> [YOUR INSTRUCTIONS] Find the string "veuille" in the records. Copy every line it appears in.

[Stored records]
- - -
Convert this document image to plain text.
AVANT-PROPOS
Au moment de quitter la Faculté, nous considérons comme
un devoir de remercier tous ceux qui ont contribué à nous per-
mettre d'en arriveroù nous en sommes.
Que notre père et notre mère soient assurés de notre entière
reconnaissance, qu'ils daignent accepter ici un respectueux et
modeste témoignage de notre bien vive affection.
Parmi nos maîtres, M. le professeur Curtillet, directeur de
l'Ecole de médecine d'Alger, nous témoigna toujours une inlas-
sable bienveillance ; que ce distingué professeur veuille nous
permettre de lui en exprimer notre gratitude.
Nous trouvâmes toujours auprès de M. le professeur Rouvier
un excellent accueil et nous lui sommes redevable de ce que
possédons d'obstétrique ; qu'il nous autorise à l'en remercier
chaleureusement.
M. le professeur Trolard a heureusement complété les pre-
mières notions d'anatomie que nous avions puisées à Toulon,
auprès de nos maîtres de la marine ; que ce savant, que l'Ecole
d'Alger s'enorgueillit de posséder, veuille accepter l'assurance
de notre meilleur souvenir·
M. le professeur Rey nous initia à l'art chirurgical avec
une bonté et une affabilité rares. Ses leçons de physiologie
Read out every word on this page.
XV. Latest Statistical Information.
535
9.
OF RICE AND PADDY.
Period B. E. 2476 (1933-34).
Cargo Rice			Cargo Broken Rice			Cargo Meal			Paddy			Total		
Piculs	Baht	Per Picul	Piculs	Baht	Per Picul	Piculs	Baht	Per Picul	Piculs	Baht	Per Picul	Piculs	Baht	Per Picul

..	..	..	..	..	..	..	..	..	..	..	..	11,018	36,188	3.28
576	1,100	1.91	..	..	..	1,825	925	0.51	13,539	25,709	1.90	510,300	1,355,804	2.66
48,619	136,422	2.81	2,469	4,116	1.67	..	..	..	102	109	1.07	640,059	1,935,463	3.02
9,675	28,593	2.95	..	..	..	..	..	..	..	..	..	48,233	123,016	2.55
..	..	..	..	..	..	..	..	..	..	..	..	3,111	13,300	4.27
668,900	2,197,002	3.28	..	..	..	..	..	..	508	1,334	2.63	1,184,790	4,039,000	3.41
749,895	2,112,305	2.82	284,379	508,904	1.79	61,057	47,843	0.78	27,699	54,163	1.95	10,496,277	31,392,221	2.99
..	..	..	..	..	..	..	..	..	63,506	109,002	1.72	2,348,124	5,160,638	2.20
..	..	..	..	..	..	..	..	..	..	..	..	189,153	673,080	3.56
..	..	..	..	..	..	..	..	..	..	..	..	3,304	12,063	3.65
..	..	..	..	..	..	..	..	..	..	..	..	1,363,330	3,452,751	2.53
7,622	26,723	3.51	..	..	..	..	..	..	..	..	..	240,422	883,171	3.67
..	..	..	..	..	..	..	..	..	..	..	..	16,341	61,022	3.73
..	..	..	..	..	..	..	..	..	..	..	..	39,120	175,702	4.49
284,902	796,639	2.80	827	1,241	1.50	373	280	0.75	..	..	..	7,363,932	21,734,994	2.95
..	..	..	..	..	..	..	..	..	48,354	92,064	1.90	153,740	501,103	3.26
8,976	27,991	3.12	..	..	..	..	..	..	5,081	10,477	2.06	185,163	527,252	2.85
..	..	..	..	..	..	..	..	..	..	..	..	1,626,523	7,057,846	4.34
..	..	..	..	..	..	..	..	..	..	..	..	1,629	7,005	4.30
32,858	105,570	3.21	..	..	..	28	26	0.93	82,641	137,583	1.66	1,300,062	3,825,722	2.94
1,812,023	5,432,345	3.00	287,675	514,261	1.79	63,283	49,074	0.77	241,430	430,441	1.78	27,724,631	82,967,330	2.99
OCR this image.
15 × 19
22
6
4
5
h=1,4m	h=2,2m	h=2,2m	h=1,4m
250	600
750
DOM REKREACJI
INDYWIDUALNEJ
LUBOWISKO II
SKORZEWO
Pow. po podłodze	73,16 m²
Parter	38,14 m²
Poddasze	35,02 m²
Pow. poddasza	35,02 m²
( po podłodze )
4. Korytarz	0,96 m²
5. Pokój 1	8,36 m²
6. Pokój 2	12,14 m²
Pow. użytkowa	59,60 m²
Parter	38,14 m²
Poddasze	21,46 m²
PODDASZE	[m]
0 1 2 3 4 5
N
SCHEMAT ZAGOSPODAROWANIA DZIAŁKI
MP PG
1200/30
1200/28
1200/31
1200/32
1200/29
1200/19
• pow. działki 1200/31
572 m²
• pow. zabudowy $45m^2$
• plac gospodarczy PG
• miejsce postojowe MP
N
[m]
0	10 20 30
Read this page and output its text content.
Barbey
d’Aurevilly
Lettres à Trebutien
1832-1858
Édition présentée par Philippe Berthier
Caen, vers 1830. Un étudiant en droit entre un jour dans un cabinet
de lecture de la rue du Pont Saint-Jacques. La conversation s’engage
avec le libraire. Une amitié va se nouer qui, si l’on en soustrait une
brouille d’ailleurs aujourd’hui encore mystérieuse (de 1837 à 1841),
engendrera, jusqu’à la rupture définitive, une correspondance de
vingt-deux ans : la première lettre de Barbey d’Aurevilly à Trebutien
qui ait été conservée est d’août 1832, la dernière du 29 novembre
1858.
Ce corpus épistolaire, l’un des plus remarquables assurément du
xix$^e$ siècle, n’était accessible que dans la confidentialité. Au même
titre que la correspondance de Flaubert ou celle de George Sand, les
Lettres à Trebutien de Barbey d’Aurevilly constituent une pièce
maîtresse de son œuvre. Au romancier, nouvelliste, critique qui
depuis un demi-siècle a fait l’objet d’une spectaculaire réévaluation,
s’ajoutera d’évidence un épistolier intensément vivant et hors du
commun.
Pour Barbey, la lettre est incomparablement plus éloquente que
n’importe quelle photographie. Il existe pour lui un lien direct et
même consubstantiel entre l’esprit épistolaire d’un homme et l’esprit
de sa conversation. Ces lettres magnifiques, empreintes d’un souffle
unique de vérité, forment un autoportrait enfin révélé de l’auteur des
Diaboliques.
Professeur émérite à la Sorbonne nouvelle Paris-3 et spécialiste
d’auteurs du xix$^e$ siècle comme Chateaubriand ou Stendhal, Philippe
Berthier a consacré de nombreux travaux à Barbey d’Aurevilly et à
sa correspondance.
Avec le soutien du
- - -
> [EXERCISE RESPONSE]
sable bienveillance ; que ce distingué professeur veuille nous
d'Alger s'enorgueillit de posséder, veuille accepter l'assurance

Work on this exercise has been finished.